■ **Quoted text**
§

NOTES TO COMBINED FINANCIAL STATEMENTS -- (CONTINUED)
(IN MILLIONS)
NOTE 2 -- PRO FORMA FINANCIAL DATA (UNAUDITED)
Presented together with the historical Combined Balance Sheet at September
30, 1996 is a pro forma balance sheet of the Company as of that date giving
effect to the completion of a series of transactions in order to effectuate the
Demerger and the recapitalization of the Company assuming the repurchase of the
2.39% Senior Exchangeable Discount Notes Due 2001 (the 'Exchangeable Notes')

§

■ **Data section**
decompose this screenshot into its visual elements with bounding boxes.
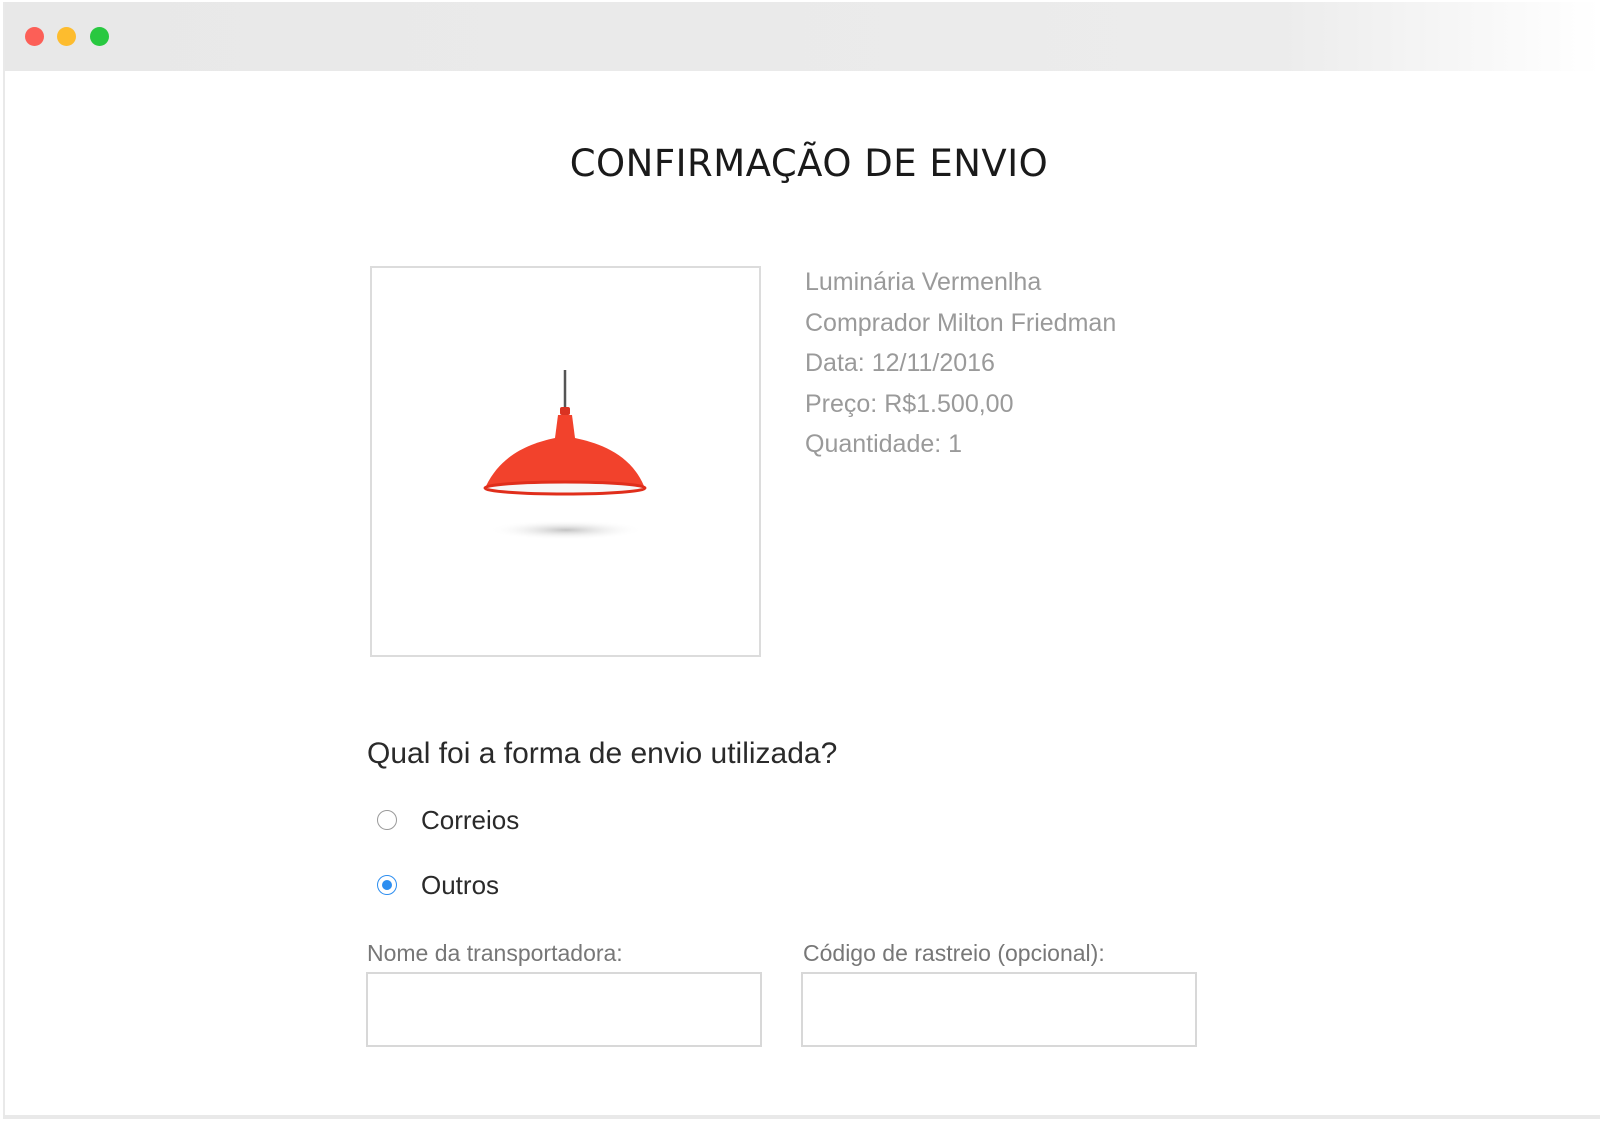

§

■ **Problems and tasks**
1. Reproduce the note on pro forma financial data word for word, beginning at the words "(IN MILLIONS)" and stopping after "(the 'Exchangeable Notes')".
2. List every number that appears in the note on pro forma financial data, in the order they occur.
Rely only on the note on pro forma financial data, not on the material.

■ **Solutions to the exercise**
1.
(IN MILLIONS)
NOTE 2 -- PRO FORMA FINANCIAL DATA (UNAUDITED)
Presented together with the historical Combined Balance Sheet at September
30, 1996 is a pro forma balance sheet of the Company as of that date giving
effect to the completion of a series of transactions in order to effectuate the
Demerger and the recapitalization of the Company assuming the repurchase of the
2.39% Senior Exchangeable Discount Notes Due 2001 (the 'Exchangeable Notes')

2. 2, 30, 1996, 2.39%, 2001